- [EXTRAIT DU DOCUMENT]:
────────────────

14. Le même jour, le premier requérant fut libéré de prison contre un engagement écrit de ne pas quitter son lieu de résidence. Il avait purgé environ cinq ans et six mois sur la peine qui lui avait été infligée.

15. Le 29 avril 2004, il fut mis fin aux poursuites pénales dirigées contre le premier requérant en application de l’article 35 § 1, alinéa 2, du code de procédure pénale pour défaut de corpus delicti.

16. Le même jour, le procureur général adressa une lettre au premier requérant pour l’informer de cette décision et du fait qu’il avait donc la qualité de « personne acquittée », ce qui lui donnait le droit de demander réparation au civil. Le procureur général ajoutait que le ministère public lui présentait ses excuses pour cette erreur judiciaire.

17. Le 6 mai 2004, le requérant obtint la qualité de victime. La décision pertinente énonçait qu’il avait subi des dommages psychologiques, physiques et matériels en conséquence des actions illicites des policiers et des autorités d’enquête.

18. Le 15 juin 2005, le tribunal régional du Lorri reconnut deux des policiers coupables des faits qui leur étaient reprochés et les condamna à une peine de trois ans d’emprisonnement assortie d’une interdiction d’occuper certaines fonctions pendant une période de deux ans, mais appliqua une mesure d’amnistie qui les dispensait de purger leurs peines. Dans son jugement, le tribunal régional établissait notamment les faits suivants : le 8 octobre 1998, le premier requérant et son frère avaient été emmenés au commissariat, où les policiers avaient maltraité le premier requérant afin de lui extorquer des aveux. Lorsque celui-ci avait refusé d’avouer, l’un des policiers l’avait frappé à coups de pied et de poing, puis l’avait enfermé au commissariat, en toute illégalité. Plus tard le même jour, deux des policiers avaient de nouveau frappé le requérant. L’un deux l’avait frappé des deux mains à l’oreille, et lui avait ainsi explosé le tympan gauche. Ils avaient ensuite pris une bouteille et avaient tenté d’asseoir le requérant dessus. En même temps, le premier requérant entendait crier son frère, qu’un autre policier était en train de frapper dans un bureau voisin. Pensant qu’il n’avait pas d’autre moyen d’éviter les mauvais traitements, le premier requérant avait avoué le meurtre dont on l’accusait. Le lendemain, avant d’emmener le premier requérant sur les lieux du crime pour une inspection, l’un des policiers l’avait frappé à coups de poing à plusieurs reprises à titre d’avertissement. Par la suite, les 14, 16 et 19 octobre 1998, le premier requérant avait été extrait de sa cellule et emmené au commissariat, où les policiers avaient continué à le maltraiter en vue de lui faire avouer qu’il avait violé la victime avant de la tuer. Incapable de supporter les mauvais traitements qu’on lui infligeait, le premier requérant avait été contraint de faire les aveux qu’on attendait de lui.

────────────────

- [DONNÉES AFFICHÉES]:
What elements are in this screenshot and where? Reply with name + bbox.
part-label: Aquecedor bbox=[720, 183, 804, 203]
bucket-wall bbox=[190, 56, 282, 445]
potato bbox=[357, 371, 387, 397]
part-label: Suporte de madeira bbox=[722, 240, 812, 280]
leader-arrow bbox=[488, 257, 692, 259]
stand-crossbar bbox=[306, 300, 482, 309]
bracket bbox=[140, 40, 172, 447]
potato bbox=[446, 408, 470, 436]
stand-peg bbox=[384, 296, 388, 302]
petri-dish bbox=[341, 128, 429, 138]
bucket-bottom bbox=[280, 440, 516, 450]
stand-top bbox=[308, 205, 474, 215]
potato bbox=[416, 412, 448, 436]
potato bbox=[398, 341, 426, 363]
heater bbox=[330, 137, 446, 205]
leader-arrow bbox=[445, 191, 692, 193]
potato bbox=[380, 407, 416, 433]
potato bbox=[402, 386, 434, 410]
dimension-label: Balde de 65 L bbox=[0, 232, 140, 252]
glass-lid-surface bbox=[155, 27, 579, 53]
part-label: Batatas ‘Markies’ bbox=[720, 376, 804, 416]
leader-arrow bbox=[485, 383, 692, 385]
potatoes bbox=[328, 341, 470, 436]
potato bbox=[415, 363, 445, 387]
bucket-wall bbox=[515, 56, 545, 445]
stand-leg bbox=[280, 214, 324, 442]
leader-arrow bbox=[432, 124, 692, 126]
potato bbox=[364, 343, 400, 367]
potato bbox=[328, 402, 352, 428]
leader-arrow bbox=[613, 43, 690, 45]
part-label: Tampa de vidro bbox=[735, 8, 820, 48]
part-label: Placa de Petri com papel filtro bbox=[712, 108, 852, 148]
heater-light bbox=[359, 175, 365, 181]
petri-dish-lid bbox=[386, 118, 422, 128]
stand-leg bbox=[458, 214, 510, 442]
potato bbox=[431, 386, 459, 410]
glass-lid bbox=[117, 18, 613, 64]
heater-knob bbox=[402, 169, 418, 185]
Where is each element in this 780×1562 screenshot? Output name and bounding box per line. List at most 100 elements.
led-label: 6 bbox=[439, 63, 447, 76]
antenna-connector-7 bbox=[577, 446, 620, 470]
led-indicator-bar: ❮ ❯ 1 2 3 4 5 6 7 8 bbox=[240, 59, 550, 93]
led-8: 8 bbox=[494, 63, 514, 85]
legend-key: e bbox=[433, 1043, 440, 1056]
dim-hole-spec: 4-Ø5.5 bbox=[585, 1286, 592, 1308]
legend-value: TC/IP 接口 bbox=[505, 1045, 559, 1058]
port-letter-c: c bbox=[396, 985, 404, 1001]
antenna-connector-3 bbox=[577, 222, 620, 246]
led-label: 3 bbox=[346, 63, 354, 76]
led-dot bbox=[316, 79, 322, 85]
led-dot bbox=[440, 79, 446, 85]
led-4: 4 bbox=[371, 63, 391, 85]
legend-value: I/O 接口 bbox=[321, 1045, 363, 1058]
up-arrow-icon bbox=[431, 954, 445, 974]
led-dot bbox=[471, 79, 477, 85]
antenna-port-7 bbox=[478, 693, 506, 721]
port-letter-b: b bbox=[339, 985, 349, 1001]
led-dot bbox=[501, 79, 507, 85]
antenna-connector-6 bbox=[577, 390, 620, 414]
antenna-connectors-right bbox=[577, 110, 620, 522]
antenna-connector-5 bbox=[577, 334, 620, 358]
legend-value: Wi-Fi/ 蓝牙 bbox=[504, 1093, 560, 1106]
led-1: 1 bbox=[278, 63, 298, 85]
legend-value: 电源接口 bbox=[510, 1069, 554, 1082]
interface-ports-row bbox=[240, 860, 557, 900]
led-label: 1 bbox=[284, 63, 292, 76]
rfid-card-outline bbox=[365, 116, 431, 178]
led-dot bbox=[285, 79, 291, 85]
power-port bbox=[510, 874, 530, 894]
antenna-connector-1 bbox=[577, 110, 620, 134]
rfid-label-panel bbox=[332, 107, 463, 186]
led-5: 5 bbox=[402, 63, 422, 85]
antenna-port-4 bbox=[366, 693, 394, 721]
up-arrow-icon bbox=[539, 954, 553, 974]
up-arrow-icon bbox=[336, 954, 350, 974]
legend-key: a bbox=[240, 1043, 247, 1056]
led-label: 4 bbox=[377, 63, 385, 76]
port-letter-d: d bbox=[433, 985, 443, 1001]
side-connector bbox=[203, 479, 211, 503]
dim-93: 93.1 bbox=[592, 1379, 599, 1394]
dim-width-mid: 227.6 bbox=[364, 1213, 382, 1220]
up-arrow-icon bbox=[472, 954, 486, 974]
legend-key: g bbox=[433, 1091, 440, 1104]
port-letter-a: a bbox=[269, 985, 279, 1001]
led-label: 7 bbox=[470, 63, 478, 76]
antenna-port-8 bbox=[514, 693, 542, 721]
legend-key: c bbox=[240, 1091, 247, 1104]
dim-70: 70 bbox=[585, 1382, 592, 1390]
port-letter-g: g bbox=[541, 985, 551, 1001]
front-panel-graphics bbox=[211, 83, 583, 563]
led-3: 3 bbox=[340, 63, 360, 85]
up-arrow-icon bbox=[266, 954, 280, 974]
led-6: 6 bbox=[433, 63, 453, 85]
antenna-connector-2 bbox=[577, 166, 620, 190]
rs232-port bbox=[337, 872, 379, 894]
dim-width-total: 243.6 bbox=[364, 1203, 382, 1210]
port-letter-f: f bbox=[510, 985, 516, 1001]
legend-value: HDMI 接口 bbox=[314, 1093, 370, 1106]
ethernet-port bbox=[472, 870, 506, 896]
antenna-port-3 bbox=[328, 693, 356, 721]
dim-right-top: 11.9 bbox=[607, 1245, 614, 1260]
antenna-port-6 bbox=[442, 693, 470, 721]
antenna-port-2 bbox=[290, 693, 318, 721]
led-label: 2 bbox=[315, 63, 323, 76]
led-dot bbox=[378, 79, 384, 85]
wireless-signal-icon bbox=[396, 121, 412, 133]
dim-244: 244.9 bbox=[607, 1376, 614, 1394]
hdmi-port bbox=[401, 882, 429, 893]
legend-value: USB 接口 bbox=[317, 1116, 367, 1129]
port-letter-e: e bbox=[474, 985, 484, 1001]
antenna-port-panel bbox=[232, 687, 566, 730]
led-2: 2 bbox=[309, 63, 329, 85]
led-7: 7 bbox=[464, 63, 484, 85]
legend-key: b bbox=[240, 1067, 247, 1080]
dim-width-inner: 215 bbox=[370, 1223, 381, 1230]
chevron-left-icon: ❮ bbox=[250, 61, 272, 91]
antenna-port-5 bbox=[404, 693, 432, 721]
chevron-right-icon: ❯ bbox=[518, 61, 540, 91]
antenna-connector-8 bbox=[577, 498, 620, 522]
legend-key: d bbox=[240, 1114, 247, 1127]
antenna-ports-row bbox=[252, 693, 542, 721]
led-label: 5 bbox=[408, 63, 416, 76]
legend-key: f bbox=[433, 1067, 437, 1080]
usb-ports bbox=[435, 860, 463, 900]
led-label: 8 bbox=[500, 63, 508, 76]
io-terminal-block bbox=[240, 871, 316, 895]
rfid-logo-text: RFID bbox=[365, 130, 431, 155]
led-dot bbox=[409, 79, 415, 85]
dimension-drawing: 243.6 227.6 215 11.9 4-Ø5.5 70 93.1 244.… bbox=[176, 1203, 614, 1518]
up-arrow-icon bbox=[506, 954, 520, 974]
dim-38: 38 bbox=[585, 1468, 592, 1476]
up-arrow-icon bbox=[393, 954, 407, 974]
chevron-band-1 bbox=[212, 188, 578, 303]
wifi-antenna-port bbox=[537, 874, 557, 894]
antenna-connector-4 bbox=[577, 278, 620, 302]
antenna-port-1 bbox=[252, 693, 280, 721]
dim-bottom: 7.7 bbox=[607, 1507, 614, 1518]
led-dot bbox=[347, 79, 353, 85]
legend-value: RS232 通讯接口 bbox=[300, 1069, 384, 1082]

────────────────

- [CONSIGNES]:
a - D'après l'extrait du document, combien de temps le premier requérant avait-il purgé sur sa peine au moment de sa libération ?
b - Renvoyez le passage de l'extrait du document qui s'ouvre sur les mots contenant « 14. Le même » et se termine par « avait été infligée. ».
Il n'est pas utile de consulter les enregistrements.

- [RÉSULTATS]:
a - Environ cinq ans et six mois.

b -
14. Le même jour, le premier requérant fut libéré de prison contre un engagement écrit de ne pas quitter son lieu de résidence. Il avait purgé environ cinq ans et six mois sur la peine qui lui avait été infligée.